# START OF Records for this exercise

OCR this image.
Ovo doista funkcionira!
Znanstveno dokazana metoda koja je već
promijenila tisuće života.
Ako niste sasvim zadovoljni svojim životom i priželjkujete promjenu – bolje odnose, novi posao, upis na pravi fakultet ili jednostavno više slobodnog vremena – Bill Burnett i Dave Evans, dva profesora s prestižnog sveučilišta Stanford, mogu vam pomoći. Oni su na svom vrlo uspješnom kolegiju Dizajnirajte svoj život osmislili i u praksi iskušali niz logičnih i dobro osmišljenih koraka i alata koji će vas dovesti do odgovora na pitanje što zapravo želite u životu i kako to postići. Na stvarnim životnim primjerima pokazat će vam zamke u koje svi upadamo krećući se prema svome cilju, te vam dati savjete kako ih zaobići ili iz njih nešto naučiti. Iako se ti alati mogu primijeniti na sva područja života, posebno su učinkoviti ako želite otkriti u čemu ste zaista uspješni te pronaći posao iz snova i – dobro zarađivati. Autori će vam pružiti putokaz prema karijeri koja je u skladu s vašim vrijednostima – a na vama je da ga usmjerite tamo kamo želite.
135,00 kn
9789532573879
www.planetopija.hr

# END OF Records for this exercise

• Exercise: Transcribe the data above in full, exactly.

• Solution to this task:
OCR this image.
Ovo doista funkcionira!
Znanstveno dokazana metoda koja je već
promijenila tisuće života.
Ako niste sasvim zadovoljni svojim životom i priželjkujete promjenu – bolje odnose, novi posao, upis na pravi fakultet ili jednostavno više slobodnog vremena – Bill Burnett i Dave Evans, dva profesora s prestižnog sveučilišta Stanford, mogu vam pomoći. Oni su na svom vrlo uspješnom kolegiju Dizajnirajte svoj život osmislili i u praksi iskušali niz logičnih i dobro osmišljenih koraka i alata koji će vas dovesti do odgovora na pitanje što zapravo želite u životu i kako to postići. Na stvarnim životnim primjerima pokazat će vam zamke u koje svi upadamo krećući se prema svome cilju, te vam dati savjete kako ih zaobići ili iz njih nešto naučiti. Iako se ti alati mogu primijeniti na sva područja života, posebno su učinkoviti ako želite otkriti u čemu ste zaista uspješni te pronaći posao iz snova i – dobro zarađivati. Autori će vam pružiti putokaz prema karijeri koja je u skladu s vašim vrijednostima – a na vama je da ga usmjerite tamo kamo želite.
135,00 kn
9789532573879
www.planetopija.hr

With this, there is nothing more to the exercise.